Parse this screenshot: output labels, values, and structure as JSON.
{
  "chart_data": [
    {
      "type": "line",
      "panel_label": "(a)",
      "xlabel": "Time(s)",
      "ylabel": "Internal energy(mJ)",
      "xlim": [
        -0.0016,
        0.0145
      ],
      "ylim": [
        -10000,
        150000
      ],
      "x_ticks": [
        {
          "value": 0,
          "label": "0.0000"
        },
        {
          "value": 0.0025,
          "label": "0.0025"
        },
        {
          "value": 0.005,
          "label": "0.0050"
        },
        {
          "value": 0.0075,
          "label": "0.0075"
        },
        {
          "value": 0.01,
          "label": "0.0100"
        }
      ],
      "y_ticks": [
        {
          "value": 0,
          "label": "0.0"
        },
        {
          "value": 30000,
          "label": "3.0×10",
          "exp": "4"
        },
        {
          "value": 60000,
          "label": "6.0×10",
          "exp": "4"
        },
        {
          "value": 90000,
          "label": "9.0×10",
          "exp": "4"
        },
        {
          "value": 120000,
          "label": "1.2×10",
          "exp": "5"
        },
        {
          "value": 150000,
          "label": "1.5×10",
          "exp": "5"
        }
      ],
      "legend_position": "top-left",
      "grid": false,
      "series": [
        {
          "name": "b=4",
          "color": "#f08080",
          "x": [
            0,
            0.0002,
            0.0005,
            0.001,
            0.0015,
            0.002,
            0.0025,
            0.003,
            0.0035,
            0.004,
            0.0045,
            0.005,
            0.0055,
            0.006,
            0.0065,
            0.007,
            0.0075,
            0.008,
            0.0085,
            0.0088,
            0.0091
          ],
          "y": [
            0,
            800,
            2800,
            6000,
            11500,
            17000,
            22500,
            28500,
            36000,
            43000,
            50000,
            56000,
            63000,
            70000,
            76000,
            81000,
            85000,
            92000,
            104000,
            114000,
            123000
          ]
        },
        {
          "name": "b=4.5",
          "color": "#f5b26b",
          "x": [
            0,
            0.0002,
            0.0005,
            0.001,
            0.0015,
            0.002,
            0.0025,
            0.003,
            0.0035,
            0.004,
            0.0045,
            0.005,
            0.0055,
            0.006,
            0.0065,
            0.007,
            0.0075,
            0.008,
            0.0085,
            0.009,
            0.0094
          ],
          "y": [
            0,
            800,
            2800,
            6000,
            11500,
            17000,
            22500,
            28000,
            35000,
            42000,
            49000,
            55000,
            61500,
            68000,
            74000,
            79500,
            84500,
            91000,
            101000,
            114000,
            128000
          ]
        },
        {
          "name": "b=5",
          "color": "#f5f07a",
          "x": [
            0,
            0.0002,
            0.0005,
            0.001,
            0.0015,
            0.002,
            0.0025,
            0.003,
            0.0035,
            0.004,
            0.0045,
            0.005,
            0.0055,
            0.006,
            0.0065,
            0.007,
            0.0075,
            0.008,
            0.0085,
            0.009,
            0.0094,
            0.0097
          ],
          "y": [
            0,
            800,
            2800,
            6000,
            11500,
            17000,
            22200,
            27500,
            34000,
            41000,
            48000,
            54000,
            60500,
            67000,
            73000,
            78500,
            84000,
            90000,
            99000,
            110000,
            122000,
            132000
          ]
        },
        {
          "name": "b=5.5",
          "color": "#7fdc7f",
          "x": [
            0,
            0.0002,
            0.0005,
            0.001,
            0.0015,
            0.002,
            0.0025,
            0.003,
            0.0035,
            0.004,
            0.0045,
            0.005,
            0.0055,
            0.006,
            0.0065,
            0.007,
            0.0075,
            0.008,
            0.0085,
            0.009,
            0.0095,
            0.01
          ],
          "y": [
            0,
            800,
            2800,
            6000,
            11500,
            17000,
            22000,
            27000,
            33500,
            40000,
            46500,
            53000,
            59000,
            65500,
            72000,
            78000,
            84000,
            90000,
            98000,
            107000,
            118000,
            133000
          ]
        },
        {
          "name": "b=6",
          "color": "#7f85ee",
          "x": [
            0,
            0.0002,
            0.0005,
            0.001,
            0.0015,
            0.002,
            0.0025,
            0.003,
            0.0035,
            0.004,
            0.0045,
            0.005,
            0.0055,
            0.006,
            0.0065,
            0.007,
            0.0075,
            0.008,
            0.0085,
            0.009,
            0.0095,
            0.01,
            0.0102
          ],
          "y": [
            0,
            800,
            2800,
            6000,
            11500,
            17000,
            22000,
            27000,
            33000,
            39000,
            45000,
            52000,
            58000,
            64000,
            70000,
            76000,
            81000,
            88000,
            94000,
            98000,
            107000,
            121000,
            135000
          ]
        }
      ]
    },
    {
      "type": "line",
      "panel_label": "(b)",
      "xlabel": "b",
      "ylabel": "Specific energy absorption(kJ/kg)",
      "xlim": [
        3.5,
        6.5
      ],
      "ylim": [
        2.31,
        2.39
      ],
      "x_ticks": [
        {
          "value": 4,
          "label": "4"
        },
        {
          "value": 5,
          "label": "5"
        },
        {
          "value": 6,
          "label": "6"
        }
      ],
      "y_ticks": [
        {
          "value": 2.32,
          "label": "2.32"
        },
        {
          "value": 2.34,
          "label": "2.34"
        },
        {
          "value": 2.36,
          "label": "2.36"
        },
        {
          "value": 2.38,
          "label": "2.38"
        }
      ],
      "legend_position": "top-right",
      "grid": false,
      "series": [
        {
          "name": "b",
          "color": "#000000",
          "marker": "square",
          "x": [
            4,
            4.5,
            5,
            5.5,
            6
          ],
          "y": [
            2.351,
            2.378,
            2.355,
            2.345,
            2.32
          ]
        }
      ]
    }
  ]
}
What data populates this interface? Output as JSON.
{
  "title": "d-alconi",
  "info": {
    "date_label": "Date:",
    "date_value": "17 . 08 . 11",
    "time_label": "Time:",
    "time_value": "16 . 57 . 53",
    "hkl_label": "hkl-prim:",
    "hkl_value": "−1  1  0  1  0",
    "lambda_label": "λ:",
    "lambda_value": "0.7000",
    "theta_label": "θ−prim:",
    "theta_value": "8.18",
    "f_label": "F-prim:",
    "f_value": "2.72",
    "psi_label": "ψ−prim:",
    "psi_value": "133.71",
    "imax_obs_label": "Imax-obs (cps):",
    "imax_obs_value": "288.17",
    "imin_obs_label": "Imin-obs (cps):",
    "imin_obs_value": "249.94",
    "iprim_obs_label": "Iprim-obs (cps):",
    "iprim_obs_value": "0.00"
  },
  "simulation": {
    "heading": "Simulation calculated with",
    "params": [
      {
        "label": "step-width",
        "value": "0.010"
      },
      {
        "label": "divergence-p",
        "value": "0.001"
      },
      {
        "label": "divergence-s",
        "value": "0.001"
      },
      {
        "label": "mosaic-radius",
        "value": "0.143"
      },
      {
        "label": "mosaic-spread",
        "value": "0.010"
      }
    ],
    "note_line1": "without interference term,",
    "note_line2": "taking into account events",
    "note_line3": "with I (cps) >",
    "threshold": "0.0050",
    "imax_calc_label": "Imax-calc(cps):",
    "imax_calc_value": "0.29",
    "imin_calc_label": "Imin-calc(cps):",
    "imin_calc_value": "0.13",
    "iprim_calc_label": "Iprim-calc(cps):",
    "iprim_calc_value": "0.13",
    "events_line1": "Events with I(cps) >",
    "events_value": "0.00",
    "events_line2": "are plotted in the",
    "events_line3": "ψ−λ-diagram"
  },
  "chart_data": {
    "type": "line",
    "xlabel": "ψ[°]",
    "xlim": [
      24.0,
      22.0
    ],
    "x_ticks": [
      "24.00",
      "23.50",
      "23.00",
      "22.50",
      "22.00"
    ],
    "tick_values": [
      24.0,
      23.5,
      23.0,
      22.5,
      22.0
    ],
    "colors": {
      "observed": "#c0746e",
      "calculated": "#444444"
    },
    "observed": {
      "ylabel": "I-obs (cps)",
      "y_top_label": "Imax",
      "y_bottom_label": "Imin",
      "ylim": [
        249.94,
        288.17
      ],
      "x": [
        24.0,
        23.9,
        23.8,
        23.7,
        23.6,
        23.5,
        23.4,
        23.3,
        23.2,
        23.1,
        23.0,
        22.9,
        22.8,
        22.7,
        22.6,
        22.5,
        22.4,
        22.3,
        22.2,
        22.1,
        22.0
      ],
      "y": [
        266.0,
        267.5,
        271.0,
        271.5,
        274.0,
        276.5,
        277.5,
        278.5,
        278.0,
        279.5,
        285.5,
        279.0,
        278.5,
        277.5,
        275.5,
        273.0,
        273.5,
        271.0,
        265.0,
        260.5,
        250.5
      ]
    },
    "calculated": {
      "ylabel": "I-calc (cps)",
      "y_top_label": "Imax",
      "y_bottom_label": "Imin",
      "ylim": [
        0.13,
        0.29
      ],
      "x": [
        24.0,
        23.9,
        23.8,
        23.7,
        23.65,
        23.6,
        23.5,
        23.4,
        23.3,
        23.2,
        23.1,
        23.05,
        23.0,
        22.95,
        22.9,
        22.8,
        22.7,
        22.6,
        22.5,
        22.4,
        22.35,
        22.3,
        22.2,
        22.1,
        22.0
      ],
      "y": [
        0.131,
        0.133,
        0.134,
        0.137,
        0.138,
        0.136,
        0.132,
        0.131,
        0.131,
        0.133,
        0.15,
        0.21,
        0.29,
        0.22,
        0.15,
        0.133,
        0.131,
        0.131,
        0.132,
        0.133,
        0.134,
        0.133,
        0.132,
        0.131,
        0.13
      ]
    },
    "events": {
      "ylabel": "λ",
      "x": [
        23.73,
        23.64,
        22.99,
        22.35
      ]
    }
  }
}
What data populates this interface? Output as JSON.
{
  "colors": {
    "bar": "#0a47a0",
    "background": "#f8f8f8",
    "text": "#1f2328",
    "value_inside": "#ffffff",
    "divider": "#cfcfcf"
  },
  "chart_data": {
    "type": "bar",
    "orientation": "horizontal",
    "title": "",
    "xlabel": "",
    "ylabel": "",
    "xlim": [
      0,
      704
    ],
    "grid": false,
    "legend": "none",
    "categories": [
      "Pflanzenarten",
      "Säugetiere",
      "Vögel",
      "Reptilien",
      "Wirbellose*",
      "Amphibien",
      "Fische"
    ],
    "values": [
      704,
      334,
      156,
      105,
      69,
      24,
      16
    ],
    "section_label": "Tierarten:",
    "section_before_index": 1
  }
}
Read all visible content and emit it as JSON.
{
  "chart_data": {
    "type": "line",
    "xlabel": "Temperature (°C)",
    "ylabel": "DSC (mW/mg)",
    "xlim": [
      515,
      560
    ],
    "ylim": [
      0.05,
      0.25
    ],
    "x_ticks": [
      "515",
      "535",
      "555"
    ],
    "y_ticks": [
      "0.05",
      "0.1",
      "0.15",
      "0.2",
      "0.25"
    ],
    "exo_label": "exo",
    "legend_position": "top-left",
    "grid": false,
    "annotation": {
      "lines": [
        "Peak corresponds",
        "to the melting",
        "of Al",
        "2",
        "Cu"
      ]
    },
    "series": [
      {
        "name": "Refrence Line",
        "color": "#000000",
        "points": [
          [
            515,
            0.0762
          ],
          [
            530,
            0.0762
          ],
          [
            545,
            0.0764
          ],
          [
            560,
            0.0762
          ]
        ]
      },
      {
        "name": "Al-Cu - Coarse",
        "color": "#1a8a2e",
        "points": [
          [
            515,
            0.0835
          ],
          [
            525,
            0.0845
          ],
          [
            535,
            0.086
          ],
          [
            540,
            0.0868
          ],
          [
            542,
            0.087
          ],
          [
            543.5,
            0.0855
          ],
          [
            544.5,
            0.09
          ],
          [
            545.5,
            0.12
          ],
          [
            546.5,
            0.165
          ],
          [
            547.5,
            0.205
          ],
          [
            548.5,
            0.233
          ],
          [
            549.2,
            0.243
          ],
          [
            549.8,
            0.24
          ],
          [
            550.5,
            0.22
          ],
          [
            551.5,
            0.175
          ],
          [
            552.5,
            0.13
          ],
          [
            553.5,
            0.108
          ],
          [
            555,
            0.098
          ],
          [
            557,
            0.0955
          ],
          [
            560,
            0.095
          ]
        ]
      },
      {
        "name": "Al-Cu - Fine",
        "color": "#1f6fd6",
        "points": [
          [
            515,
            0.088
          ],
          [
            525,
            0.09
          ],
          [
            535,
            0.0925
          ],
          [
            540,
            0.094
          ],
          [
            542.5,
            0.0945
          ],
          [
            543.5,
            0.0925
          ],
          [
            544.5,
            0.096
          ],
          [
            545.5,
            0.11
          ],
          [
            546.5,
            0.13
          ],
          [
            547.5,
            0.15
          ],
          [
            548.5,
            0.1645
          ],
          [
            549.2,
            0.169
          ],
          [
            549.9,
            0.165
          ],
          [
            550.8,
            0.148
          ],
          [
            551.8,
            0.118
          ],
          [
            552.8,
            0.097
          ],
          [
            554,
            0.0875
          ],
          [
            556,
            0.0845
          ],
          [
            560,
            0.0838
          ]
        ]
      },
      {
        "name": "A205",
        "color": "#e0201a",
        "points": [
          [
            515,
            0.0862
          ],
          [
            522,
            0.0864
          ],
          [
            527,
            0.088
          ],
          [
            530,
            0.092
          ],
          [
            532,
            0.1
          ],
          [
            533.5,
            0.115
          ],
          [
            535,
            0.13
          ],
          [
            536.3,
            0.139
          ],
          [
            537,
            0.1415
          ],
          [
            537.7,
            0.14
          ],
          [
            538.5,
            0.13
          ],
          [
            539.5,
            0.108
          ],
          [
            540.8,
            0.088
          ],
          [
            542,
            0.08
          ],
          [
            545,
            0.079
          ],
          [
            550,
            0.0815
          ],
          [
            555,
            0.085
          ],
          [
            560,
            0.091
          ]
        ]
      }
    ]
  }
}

+++

▶ _Exercise description_: Each line holding "mosaic" must be found and copied.

▶ _The completed task_:
        "label": "mosaic-radius",
        "label": "mosaic-spread",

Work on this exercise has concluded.